## [Exercise description]
Find each line with the string "информирование" and report it.

^^^^

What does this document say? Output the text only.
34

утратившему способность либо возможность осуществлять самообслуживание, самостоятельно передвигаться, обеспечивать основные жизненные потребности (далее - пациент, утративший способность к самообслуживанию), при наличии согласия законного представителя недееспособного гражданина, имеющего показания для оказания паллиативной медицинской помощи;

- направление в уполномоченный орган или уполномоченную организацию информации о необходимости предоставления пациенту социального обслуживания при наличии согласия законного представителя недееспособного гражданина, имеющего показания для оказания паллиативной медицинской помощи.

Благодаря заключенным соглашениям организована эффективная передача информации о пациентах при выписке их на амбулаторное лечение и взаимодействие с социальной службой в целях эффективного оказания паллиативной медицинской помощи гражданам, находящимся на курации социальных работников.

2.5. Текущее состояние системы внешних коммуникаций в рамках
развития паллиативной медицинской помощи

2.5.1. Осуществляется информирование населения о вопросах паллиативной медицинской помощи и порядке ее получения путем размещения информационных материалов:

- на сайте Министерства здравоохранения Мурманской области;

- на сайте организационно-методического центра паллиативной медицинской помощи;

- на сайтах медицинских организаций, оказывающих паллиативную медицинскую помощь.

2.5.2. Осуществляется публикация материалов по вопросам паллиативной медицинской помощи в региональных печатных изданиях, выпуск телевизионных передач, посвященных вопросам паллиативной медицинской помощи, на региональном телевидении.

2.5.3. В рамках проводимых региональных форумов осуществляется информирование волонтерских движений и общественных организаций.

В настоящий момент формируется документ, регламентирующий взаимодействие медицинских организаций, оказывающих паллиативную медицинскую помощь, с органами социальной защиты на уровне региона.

^^^^

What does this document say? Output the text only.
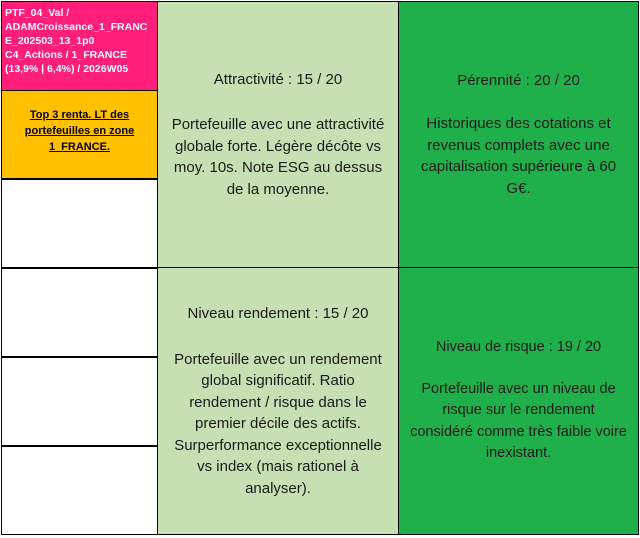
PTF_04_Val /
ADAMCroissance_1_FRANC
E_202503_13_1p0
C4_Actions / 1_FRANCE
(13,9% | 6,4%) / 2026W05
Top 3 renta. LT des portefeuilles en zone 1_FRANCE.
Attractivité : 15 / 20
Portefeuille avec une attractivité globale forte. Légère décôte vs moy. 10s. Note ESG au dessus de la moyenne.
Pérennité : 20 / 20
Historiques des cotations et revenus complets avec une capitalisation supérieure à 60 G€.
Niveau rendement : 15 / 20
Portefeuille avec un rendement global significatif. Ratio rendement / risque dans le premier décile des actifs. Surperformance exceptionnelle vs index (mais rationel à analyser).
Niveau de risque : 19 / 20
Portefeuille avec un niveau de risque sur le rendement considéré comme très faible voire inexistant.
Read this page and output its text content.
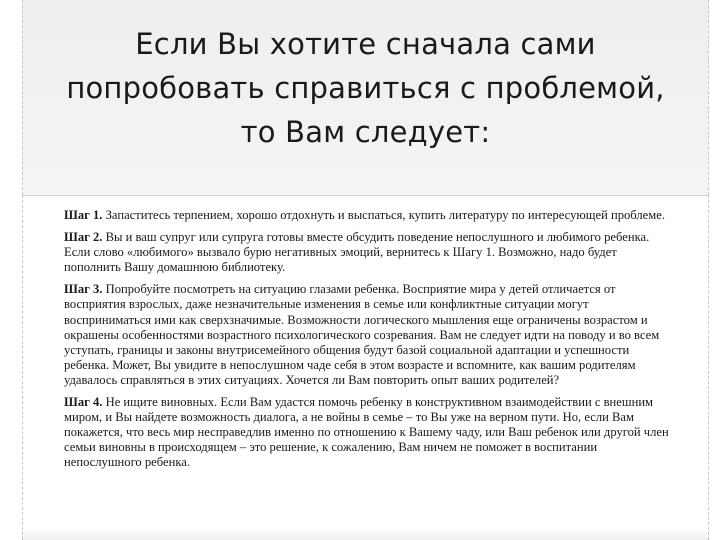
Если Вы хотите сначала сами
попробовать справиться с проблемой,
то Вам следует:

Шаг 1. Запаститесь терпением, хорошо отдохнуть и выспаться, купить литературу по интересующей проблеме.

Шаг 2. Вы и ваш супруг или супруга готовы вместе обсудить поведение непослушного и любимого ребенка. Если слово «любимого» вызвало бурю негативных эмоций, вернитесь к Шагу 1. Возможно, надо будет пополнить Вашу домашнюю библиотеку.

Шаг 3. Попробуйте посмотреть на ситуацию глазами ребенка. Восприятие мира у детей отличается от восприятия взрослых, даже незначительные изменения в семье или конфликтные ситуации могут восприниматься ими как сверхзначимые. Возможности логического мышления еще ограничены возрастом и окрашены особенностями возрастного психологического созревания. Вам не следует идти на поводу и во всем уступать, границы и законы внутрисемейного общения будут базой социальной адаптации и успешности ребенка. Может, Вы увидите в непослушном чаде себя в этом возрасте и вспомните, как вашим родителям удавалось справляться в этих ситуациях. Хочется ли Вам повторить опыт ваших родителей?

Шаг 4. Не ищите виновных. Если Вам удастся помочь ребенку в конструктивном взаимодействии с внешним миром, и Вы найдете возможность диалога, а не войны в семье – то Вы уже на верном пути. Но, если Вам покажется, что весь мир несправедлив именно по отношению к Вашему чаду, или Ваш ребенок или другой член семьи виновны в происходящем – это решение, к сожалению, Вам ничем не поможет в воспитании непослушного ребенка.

^^^^

## [Solution to this problem]
2.5.1. Осуществляется информирование населения о вопросах паллиативной медицинской помощи и порядке ее получения путем размещения информационных материалов:
2.5.3. В рамках проводимых региональных форумов осуществляется информирование волонтерских движений и общественных организаций.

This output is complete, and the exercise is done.